> [GIVEN INSTRUCTION]:
Select the lines that contain "progress" and copy each of them.

(Saved data entries)
━━━━━━

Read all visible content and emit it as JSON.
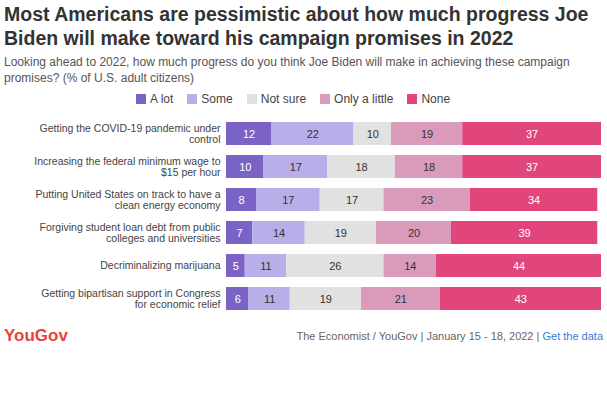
{
  "chart_data": {
    "type": "bar",
    "orientation": "horizontal",
    "stacked": true,
    "data_labels": true,
    "tick_labels": "y",
    "title": "Most Americans are pessimistic about how much progress Joe Biden will make toward his campaign promises in 2022",
    "subtitle": "Looking ahead to 2022, how much progress do you think Joe Biden will make in achieving these campaign promises? (% of U.S. adult citizens)",
    "logo": "YouGov",
    "source": "The Economist / YouGov | January 15 - 18, 2022 | Get the data",
    "categories": [
      "Getting the COVID-19 pandemic under control",
      "Increasing the federal minimum wage to $15 per hour",
      "Putting United States on track to have a clean energy economy",
      "Forgiving student loan debt from public colleges and universities",
      "Decriminalizing marijuana",
      "Getting bipartisan support in Congress for economic relief"
    ],
    "xlim": [
      0,
      100
    ],
    "series": [
      {
        "name": "A lot",
        "color": "#7b63c6",
        "values": [
          12,
          10,
          8,
          7,
          5,
          6
        ]
      },
      {
        "name": "Some",
        "color": "#b8aeea",
        "values": [
          22,
          17,
          17,
          14,
          11,
          11
        ]
      },
      {
        "name": "Not sure",
        "color": "#e1e1e1",
        "values": [
          10,
          18,
          17,
          19,
          26,
          19
        ]
      },
      {
        "name": "Only a little",
        "color": "#d99bb9",
        "values": [
          19,
          18,
          23,
          20,
          14,
          21
        ]
      },
      {
        "name": "None",
        "color": "#e0457b",
        "values": [
          37,
          37,
          34,
          39,
          44,
          43
        ]
      }
    ]
  }
}
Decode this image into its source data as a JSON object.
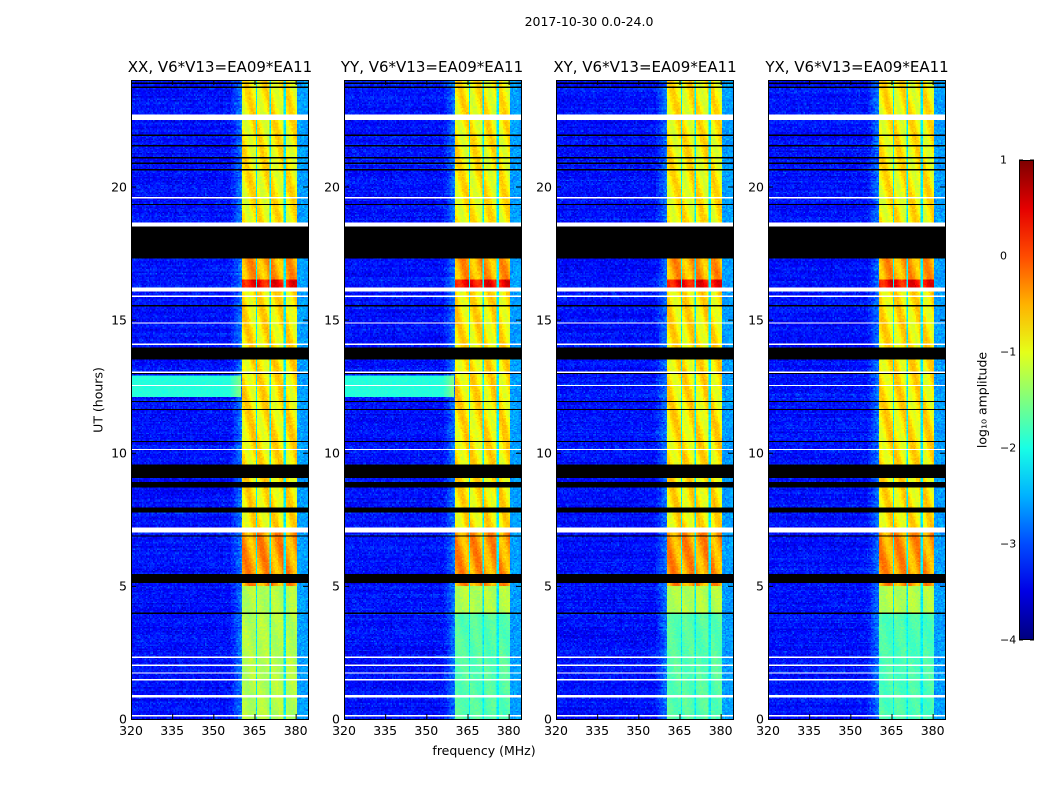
{
  "chart_data": {
    "type": "heatmap",
    "suptitle": "2017-10-30 0.0-24.0",
    "xlabel": "frequency (MHz)",
    "ylabel": "UT (hours)",
    "xlim": [
      320,
      384.5
    ],
    "ylim": [
      0,
      24
    ],
    "xticks": [
      "320",
      "335",
      "350",
      "365",
      "380"
    ],
    "xtick_values": [
      320,
      335,
      350,
      365,
      380
    ],
    "yticks": [
      "0",
      "5",
      "10",
      "15",
      "20"
    ],
    "ytick_values": [
      0,
      5,
      10,
      15,
      20
    ],
    "panels": [
      {
        "title": "XX, V6*V13=EA09*EA11",
        "low_band_level": -1.25,
        "cyan_background_12h": true
      },
      {
        "title": "YY, V6*V13=EA09*EA11",
        "low_band_level": -1.7,
        "cyan_background_12h": true
      },
      {
        "title": "XY, V6*V13=EA09*EA11",
        "low_band_level": -1.7,
        "cyan_background_12h": false
      },
      {
        "title": "YX, V6*V13=EA09*EA11",
        "low_band_level": -1.75,
        "cyan_background_12h": false
      }
    ],
    "background_level": -3.3,
    "band_mhz": [
      360.6,
      380.4
    ],
    "band_gaps_mhz": [
      365.7,
      370.9,
      376.0
    ],
    "band_levels_by_time": [
      {
        "from": 5,
        "to": 7,
        "level": -0.4
      },
      {
        "from": 7,
        "to": 16.2,
        "level": -0.8
      },
      {
        "from": 16.2,
        "to": 16.5,
        "level": 0.35
      },
      {
        "from": 16.5,
        "to": 17.3,
        "level": -0.45
      },
      {
        "from": 17.3,
        "to": 24,
        "level": -0.85
      }
    ],
    "flagged_no_data_hours": [
      [
        22.5,
        22.7
      ],
      [
        19.55,
        19.6
      ],
      [
        18.5,
        18.67
      ],
      [
        18.08,
        18.12
      ],
      [
        17.48,
        17.52
      ],
      [
        17.28,
        17.32
      ],
      [
        16.05,
        16.2
      ],
      [
        15.84,
        15.88
      ],
      [
        15.68,
        15.72
      ],
      [
        14.85,
        14.9
      ],
      [
        14.03,
        14.08
      ],
      [
        13.18,
        13.22
      ],
      [
        13.01,
        13.05
      ],
      [
        12.48,
        12.53
      ],
      [
        12.03,
        12.07
      ],
      [
        11.78,
        11.82
      ],
      [
        10.12,
        10.17
      ],
      [
        9.58,
        9.62
      ],
      [
        8.48,
        8.52
      ],
      [
        8.38,
        8.42
      ],
      [
        7.53,
        7.57
      ],
      [
        7.38,
        7.42
      ],
      [
        7.0,
        7.2
      ],
      [
        4.78,
        4.82
      ],
      [
        4.53,
        4.57
      ],
      [
        3.48,
        3.52
      ],
      [
        3.38,
        3.42
      ],
      [
        3.28,
        3.32
      ],
      [
        3.18,
        3.22
      ],
      [
        3.08,
        3.12
      ],
      [
        2.31,
        2.35
      ],
      [
        2.01,
        2.05
      ],
      [
        1.71,
        1.75
      ],
      [
        1.44,
        1.48
      ],
      [
        0.8,
        0.9
      ],
      [
        0.43,
        0.47
      ],
      [
        0.09,
        0.13
      ]
    ],
    "flagged_zero_hours": [
      [
        23.85,
        23.9
      ],
      [
        23.7,
        23.74
      ],
      [
        21.9,
        21.95
      ],
      [
        21.5,
        21.55
      ],
      [
        21.05,
        21.1
      ],
      [
        20.85,
        20.9
      ],
      [
        20.6,
        20.65
      ],
      [
        19.3,
        19.37
      ],
      [
        17.3,
        18.5
      ],
      [
        15.5,
        15.55
      ],
      [
        13.5,
        13.95
      ],
      [
        12.95,
        12.98
      ],
      [
        11.9,
        11.95
      ],
      [
        11.6,
        11.65
      ],
      [
        10.4,
        10.45
      ],
      [
        9.05,
        9.55
      ],
      [
        8.7,
        8.9
      ],
      [
        7.75,
        7.95
      ],
      [
        6.85,
        6.9
      ],
      [
        6.18,
        6.22
      ],
      [
        5.78,
        5.82
      ],
      [
        5.1,
        5.45
      ],
      [
        3.96,
        4.0
      ]
    ],
    "colorbar": {
      "label": "log₁₀ amplitude",
      "range": [
        -4,
        1
      ],
      "ticks": [
        "−4",
        "−3",
        "−2",
        "−1",
        "0",
        "1"
      ],
      "tick_values": [
        -4,
        -3,
        -2,
        -1,
        0,
        1
      ],
      "colormap": "jet"
    }
  }
}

━━━━━━

> [RESPONSE TO THIS EXERCISE]:
    "title": "Most Americans are pessimistic about how much progress Joe Biden will make toward his campaign promises in 2022",
    "subtitle": "Looking ahead to 2022, how much progress do you think Joe Biden will make in achieving these campaign promises? (% of U.S. adult citizens)",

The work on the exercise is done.